**Document transcript data:**
______
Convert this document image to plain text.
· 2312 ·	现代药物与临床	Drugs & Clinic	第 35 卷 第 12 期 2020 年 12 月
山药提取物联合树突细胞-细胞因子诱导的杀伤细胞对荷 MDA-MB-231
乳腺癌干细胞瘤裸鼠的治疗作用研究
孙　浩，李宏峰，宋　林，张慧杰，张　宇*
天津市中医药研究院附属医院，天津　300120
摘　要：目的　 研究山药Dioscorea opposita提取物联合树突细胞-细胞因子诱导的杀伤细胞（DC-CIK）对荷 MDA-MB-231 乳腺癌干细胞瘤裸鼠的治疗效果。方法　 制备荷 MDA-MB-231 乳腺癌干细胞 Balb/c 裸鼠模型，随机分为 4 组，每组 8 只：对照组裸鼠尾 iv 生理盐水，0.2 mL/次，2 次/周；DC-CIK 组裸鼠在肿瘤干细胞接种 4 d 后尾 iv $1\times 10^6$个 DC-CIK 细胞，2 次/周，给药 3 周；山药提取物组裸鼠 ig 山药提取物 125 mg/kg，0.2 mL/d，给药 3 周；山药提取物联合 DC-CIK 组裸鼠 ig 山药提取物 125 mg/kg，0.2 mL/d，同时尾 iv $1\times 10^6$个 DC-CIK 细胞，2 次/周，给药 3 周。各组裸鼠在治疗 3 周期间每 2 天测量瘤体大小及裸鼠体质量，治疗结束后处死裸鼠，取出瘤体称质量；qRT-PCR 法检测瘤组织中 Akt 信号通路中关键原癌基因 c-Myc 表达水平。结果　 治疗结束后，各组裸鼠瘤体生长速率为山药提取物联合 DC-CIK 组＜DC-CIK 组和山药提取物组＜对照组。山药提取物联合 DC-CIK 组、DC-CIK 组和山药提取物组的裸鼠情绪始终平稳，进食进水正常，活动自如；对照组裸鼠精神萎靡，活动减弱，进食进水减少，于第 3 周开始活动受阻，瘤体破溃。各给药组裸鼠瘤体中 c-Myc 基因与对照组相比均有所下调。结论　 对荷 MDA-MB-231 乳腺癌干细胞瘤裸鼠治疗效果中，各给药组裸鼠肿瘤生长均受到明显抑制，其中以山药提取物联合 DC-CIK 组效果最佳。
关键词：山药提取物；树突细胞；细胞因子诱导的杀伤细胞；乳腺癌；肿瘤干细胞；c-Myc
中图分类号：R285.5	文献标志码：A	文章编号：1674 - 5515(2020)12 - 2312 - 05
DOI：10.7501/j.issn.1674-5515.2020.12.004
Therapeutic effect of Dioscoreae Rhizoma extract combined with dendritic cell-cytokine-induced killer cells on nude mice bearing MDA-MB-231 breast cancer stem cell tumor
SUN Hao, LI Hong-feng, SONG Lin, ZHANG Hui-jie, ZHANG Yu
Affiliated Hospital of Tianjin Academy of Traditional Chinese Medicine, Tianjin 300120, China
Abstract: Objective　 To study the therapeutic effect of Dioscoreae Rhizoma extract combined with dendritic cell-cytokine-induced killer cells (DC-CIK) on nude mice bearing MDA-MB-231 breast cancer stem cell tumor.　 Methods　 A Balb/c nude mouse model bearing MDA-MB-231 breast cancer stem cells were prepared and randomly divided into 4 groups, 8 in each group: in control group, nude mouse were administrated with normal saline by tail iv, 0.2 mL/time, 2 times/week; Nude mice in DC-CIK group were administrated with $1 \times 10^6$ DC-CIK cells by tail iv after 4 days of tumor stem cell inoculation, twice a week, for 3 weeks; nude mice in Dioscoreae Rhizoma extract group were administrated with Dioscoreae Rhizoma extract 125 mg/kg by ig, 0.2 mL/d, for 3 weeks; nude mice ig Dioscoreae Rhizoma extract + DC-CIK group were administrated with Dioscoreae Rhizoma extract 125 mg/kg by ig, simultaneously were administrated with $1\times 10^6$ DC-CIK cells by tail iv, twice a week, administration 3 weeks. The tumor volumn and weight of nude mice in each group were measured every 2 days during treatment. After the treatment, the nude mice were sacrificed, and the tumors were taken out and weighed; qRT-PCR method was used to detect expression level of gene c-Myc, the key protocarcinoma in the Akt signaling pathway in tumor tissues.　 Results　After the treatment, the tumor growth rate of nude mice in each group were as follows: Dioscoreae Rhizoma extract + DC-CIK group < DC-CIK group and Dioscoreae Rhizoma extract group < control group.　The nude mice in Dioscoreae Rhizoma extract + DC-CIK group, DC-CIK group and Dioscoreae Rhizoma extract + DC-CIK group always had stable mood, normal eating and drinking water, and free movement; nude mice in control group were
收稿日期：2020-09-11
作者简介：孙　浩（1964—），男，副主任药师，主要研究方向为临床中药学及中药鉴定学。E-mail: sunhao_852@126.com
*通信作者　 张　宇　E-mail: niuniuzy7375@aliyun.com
______
**TASK TO CARRY OUT:** Given the word "mail", show every line of the records that contains it.

**YOUR RESPONSE:**
作者简介：孙　浩（1964—），男，副主任药师，主要研究方向为临床中药学及中药鉴定学。E-mail: sunhao_852@126.com
*通信作者　 张　宇　E-mail: niuniuzy7375@aliyun.com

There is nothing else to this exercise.